Exercise task: Go through the entries and say how many lines contain the string "安徽中建世纪兴房地产土地评估有限公司". The number is the whole answer.

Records

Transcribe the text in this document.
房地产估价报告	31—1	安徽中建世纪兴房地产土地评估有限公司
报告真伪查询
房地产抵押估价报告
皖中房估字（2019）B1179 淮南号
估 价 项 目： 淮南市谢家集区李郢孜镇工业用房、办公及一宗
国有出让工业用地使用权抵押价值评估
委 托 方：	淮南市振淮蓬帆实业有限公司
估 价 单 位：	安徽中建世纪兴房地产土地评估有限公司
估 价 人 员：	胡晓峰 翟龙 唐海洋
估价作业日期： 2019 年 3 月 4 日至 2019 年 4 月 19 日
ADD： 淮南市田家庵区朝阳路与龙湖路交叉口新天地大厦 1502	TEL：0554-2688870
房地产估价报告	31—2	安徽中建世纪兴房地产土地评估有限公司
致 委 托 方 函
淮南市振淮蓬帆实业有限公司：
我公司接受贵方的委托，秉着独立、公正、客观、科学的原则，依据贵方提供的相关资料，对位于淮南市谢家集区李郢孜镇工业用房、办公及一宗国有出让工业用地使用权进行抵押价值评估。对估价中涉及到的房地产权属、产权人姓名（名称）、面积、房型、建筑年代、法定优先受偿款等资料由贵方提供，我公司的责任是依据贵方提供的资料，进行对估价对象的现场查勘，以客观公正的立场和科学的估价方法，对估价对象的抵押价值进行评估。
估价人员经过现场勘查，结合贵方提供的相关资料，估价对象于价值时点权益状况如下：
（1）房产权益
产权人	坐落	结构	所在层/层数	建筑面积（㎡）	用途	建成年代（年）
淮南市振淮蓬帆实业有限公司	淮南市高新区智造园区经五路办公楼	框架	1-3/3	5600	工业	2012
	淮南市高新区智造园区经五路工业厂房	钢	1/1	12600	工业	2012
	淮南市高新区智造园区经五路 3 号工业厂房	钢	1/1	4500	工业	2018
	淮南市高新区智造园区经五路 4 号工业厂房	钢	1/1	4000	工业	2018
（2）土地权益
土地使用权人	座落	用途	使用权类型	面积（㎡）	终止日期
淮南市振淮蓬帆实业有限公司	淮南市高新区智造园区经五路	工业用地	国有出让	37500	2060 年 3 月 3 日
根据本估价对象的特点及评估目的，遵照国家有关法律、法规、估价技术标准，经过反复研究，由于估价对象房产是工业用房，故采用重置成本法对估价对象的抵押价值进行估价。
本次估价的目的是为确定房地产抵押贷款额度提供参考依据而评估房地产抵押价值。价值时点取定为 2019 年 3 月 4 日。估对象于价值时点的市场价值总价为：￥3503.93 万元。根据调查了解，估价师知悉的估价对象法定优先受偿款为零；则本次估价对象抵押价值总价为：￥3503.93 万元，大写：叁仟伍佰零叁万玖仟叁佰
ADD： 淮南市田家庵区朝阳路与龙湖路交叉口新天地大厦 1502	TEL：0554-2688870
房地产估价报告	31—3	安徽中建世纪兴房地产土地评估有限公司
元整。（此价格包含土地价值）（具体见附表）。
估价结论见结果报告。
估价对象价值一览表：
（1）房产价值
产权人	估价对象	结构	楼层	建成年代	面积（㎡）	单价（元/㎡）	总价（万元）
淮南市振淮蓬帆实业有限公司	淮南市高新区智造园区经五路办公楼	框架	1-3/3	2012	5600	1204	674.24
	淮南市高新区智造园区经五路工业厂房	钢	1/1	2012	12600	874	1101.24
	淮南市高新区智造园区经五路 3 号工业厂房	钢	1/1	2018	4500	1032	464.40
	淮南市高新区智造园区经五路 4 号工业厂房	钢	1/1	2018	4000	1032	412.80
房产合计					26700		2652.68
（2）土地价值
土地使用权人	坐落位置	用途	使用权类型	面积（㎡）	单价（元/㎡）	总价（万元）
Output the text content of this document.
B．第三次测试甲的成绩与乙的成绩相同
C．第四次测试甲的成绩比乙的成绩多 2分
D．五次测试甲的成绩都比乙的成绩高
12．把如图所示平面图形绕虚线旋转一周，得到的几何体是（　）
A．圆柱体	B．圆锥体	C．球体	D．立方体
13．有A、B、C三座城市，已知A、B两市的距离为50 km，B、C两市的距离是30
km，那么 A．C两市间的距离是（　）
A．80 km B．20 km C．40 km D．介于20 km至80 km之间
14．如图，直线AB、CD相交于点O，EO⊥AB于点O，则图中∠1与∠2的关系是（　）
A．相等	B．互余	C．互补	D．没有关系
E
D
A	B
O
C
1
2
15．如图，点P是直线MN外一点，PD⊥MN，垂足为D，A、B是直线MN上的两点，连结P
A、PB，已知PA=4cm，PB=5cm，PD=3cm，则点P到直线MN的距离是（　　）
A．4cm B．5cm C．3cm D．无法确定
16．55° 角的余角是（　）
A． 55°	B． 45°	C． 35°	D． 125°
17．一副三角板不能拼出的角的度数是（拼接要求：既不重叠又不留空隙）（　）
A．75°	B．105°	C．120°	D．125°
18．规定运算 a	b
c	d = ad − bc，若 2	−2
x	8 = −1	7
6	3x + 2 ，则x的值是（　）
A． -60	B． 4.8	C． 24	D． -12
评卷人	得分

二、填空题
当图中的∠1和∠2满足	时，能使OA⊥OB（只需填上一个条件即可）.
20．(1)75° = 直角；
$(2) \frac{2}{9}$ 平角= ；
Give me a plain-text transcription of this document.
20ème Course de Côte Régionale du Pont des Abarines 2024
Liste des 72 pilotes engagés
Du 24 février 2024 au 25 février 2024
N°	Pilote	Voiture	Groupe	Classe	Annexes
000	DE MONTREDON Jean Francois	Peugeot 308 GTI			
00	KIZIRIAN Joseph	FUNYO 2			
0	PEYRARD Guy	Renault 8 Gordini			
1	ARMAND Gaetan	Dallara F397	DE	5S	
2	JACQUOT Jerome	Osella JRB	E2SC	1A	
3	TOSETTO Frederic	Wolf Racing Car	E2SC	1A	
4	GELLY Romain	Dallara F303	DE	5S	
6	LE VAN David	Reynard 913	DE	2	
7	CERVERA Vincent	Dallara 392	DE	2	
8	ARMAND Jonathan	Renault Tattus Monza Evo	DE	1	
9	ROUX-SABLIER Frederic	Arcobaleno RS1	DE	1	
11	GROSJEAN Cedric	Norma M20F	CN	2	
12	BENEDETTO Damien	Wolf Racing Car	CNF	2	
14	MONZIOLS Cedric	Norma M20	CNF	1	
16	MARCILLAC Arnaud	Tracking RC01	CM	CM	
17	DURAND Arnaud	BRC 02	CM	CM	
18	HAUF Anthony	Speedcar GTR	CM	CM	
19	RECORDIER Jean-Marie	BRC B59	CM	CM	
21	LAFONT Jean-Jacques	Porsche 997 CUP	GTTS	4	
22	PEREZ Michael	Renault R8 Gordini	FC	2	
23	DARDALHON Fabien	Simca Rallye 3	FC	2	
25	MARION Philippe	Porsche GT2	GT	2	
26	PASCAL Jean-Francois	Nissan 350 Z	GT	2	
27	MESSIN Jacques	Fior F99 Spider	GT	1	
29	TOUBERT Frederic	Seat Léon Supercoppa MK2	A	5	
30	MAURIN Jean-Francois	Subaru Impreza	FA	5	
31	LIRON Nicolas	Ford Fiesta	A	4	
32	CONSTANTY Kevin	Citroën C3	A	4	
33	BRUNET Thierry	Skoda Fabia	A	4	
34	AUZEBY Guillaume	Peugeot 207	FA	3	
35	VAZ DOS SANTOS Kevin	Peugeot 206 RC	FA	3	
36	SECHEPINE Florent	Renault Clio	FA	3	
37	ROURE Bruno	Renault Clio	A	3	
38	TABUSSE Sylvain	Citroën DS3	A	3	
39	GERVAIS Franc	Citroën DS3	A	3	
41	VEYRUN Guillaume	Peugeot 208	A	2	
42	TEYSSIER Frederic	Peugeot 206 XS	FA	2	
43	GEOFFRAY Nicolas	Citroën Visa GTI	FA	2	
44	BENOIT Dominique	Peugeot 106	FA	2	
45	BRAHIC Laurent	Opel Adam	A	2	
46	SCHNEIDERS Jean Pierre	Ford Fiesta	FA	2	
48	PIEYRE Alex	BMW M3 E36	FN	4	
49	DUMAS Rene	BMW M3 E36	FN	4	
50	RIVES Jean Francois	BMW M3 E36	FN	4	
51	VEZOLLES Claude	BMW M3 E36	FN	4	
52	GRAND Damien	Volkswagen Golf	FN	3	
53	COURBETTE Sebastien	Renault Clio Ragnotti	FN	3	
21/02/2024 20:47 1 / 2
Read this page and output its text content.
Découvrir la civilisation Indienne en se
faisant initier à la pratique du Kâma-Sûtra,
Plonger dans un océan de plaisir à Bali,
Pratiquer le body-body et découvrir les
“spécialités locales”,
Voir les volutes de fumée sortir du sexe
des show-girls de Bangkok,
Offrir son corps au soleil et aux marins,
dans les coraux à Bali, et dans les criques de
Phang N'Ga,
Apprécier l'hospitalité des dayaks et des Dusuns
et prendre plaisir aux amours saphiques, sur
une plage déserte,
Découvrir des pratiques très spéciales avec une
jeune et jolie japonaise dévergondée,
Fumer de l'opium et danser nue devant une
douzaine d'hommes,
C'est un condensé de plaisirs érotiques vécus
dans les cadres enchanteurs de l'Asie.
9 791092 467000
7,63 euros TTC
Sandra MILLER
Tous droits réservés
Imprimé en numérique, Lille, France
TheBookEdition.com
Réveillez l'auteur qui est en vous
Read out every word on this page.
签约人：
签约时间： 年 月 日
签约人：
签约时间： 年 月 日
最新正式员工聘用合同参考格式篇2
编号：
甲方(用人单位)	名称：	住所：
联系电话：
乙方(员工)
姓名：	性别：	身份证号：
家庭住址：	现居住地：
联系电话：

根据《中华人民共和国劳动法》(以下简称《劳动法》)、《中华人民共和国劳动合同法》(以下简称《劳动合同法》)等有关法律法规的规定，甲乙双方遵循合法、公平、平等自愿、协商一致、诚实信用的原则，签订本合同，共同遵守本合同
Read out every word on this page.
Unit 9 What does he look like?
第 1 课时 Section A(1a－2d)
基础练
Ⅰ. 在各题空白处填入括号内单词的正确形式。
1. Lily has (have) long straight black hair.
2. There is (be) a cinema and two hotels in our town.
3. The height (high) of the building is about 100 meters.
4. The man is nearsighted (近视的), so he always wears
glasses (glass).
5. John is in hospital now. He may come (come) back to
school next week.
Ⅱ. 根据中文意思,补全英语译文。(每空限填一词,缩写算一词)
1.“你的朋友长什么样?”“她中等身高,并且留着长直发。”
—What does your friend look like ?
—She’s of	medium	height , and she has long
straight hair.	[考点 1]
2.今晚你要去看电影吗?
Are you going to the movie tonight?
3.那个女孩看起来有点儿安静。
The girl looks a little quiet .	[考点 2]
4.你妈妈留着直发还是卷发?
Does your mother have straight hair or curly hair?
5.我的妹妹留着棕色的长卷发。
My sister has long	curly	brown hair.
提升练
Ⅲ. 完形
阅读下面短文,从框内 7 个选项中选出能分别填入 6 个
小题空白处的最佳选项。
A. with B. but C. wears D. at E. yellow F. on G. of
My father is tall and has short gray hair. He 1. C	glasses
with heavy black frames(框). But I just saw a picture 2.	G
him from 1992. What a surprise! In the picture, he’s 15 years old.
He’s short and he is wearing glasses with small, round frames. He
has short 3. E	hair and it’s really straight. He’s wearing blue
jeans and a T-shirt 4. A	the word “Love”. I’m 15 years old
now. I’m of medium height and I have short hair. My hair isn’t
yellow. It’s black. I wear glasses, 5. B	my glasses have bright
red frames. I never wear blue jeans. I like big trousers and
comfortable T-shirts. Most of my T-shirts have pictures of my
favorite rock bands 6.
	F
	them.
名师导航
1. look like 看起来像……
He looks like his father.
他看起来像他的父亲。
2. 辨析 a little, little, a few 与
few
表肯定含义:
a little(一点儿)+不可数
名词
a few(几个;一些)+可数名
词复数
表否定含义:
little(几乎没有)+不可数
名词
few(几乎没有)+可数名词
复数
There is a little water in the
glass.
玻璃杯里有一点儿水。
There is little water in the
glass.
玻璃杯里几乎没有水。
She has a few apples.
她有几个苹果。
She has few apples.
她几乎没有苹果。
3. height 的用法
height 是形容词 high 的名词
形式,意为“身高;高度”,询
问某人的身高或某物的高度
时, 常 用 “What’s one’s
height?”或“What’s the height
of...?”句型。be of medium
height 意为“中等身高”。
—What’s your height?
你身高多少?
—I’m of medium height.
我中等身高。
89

Result: 4